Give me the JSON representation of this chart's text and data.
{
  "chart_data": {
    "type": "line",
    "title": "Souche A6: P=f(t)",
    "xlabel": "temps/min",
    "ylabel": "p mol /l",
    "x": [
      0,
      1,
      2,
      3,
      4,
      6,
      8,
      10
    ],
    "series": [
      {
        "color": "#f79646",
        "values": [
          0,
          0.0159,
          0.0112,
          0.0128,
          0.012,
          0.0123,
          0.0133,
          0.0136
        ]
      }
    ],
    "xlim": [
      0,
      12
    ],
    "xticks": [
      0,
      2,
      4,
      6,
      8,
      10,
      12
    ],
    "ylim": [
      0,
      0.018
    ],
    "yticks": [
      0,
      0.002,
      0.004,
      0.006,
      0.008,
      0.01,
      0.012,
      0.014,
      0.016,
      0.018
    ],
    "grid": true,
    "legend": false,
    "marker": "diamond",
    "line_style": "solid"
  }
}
☆ ☆ ☆ ☆ ☆ ☆ ☆
### AIM:
Print the records above in full, exactly.

### CORRECT OUTPUT:
Give me the JSON representation of this chart's text and data.
{
  "chart_data": {
    "type": "line",
    "title": "Souche A6: P=f(t)",
    "xlabel": "temps/min",
    "ylabel": "p mol /l",
    "x": [
      0,
      1,
      2,
      3,
      4,
      6,
      8,
      10
    ],
    "series": [
      {
        "color": "#f79646",
        "values": [
          0,
          0.0159,
          0.0112,
          0.0128,
          0.012,
          0.0123,
          0.0133,
          0.0136
        ]
      }
    ],
    "xlim": [
      0,
      12
    ],
    "xticks": [
      0,
      2,
      4,
      6,
      8,
      10,
      12
    ],
    "ylim": [
      0,
      0.018
    ],
    "yticks": [
      0,
      0.002,
      0.004,
      0.006,
      0.008,
      0.01,
      0.012,
      0.014,
      0.016,
      0.018
    ],
    "grid": true,
    "legend": false,
    "marker": "diamond",
    "line_style": "solid"
  }
}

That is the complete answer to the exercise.